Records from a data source
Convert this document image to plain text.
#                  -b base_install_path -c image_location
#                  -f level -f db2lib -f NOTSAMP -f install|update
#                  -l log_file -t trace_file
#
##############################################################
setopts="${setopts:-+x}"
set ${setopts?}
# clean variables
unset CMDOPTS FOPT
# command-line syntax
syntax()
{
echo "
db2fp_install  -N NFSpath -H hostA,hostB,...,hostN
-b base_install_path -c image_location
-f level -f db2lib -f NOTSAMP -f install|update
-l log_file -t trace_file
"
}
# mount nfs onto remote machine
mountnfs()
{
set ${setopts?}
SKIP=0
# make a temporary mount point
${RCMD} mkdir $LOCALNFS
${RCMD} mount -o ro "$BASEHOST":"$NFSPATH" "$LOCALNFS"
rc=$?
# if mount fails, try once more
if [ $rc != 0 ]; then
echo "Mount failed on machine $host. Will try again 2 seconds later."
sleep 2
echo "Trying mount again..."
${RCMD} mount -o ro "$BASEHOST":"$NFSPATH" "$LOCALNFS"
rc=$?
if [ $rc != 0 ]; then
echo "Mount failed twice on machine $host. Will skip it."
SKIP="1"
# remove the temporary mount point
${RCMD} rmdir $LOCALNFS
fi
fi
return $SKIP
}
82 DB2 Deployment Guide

Written instruction => Tally up the lines in the records containing the word "failed", then give the count and nothing else.

Full solution => 2